What needs to be done:
Take every line where the string "维修助手" appears and copy it.

Stored rows:
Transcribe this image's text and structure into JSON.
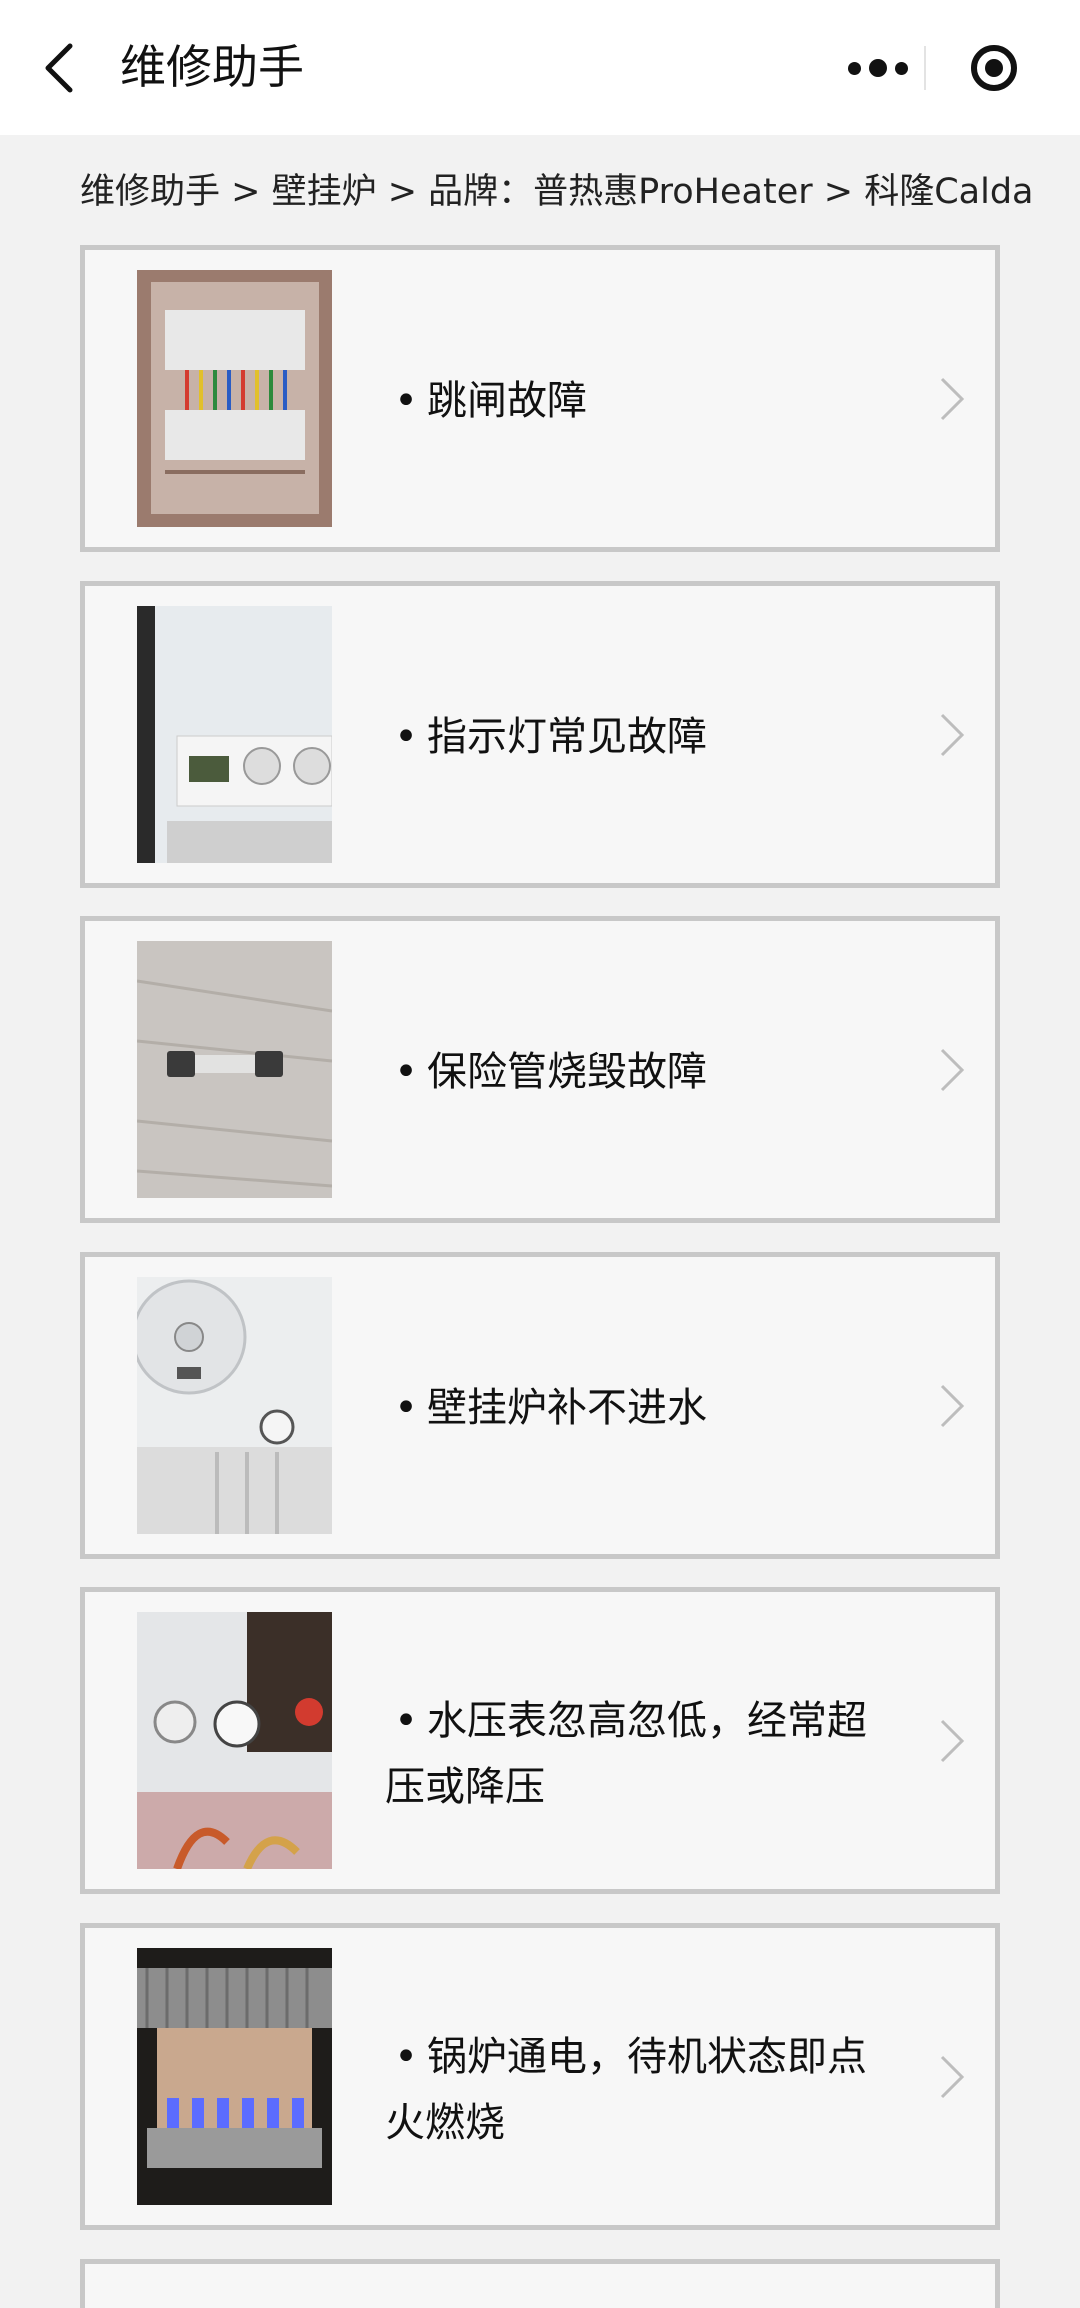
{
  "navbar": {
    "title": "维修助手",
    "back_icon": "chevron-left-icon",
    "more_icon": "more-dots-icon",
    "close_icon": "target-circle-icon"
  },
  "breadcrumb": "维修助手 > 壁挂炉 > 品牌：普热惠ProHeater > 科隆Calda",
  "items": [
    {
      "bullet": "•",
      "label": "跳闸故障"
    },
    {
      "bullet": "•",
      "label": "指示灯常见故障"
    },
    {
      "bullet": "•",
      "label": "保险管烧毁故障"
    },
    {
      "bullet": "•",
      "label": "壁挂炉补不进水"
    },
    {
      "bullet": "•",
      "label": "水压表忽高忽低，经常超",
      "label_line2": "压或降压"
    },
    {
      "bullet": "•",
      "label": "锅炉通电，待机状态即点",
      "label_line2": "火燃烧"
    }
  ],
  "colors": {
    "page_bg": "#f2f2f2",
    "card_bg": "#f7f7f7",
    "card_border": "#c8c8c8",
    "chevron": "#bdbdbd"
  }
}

Written answer:
    "title": "维修助手",
  "breadcrumb": "维修助手 > 壁挂炉 > 品牌：普热惠ProHeater > 科隆Calda",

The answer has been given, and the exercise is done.